**Problem statement:** Give the listing again character for character, but drop the images.

**Data rows:**
..............................

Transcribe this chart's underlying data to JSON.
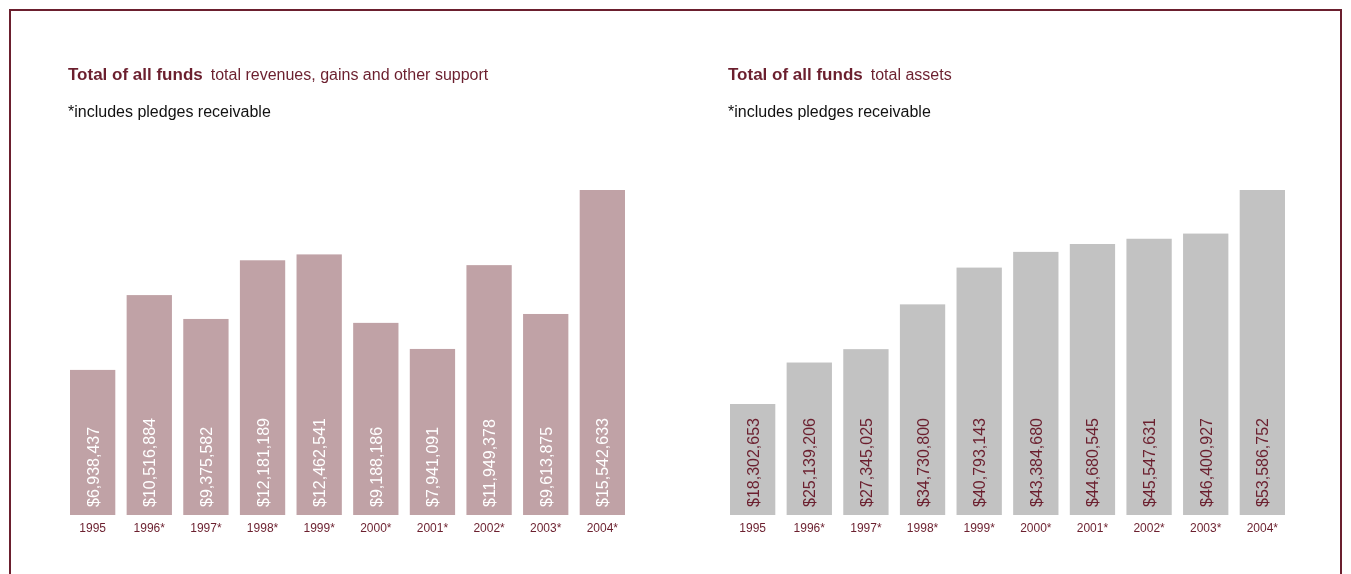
{
  "chart_data": [
    {
      "type": "bar",
      "title": "Total of all funds",
      "subtitle": "total revenues, gains and other support",
      "annotations": [
        "*includes pledges receivable"
      ],
      "categories": [
        "1995",
        "1996*",
        "1997*",
        "1998*",
        "1999*",
        "2000*",
        "2001*",
        "2002*",
        "2003*",
        "2004*"
      ],
      "values": [
        6938437,
        10516884,
        9375582,
        12181189,
        12462541,
        9188186,
        7941091,
        11949378,
        9613875,
        15542633
      ],
      "value_labels": [
        "$6,938,437",
        "$10,516,884",
        "$9,375,582",
        "$12,181,189",
        "$12,462,541",
        "$9,188,186",
        "$7,941,091",
        "$11,949,378",
        "$9,613,875",
        "$15,542,633"
      ],
      "color": "#c0a2a6",
      "tick_labels": "x"
    },
    {
      "type": "bar",
      "title": "Total of all funds",
      "subtitle": "total assets",
      "annotations": [
        "*includes pledges receivable"
      ],
      "categories": [
        "1995",
        "1996*",
        "1997*",
        "1998*",
        "1999*",
        "2000*",
        "2001*",
        "2002*",
        "2003*",
        "2004*"
      ],
      "values": [
        18302653,
        25139206,
        27345025,
        34730800,
        40793143,
        43384680,
        44680545,
        45547631,
        46400927,
        53586752
      ],
      "value_labels": [
        "$18,302,653",
        "$25,139,206",
        "$27,345,025",
        "$34,730,800",
        "$40,793,143",
        "$43,384,680",
        "$44,680,545",
        "$45,547,631",
        "$46,400,927",
        "$53,586,752"
      ],
      "color": "#c2c2c2",
      "tick_labels": "x"
    }
  ]
}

..............................

**Completed exercise:**
Transcribe this chart's underlying data to JSON.
{
  "chart_data": [
    {
      "type": "bar",
      "title": "Total of all funds",
      "subtitle": "total revenues, gains and other support",
      "annotations": [
        "*includes pledges receivable"
      ],
      "categories": [
        "1995",
        "1996*",
        "1997*",
        "1998*",
        "1999*",
        "2000*",
        "2001*",
        "2002*",
        "2003*",
        "2004*"
      ],
      "values": [
        6938437,
        10516884,
        9375582,
        12181189,
        12462541,
        9188186,
        7941091,
        11949378,
        9613875,
        15542633
      ],
      "value_labels": [
        "$6,938,437",
        "$10,516,884",
        "$9,375,582",
        "$12,181,189",
        "$12,462,541",
        "$9,188,186",
        "$7,941,091",
        "$11,949,378",
        "$9,613,875",
        "$15,542,633"
      ],
      "color": "#c0a2a6",
      "tick_labels": "x"
    },
    {
      "type": "bar",
      "title": "Total of all funds",
      "subtitle": "total assets",
      "annotations": [
        "*includes pledges receivable"
      ],
      "categories": [
        "1995",
        "1996*",
        "1997*",
        "1998*",
        "1999*",
        "2000*",
        "2001*",
        "2002*",
        "2003*",
        "2004*"
      ],
      "values": [
        18302653,
        25139206,
        27345025,
        34730800,
        40793143,
        43384680,
        44680545,
        45547631,
        46400927,
        53586752
      ],
      "value_labels": [
        "$18,302,653",
        "$25,139,206",
        "$27,345,025",
        "$34,730,800",
        "$40,793,143",
        "$43,384,680",
        "$44,680,545",
        "$45,547,631",
        "$46,400,927",
        "$53,586,752"
      ],
      "color": "#c2c2c2",
      "tick_labels": "x"
    }
  ]
}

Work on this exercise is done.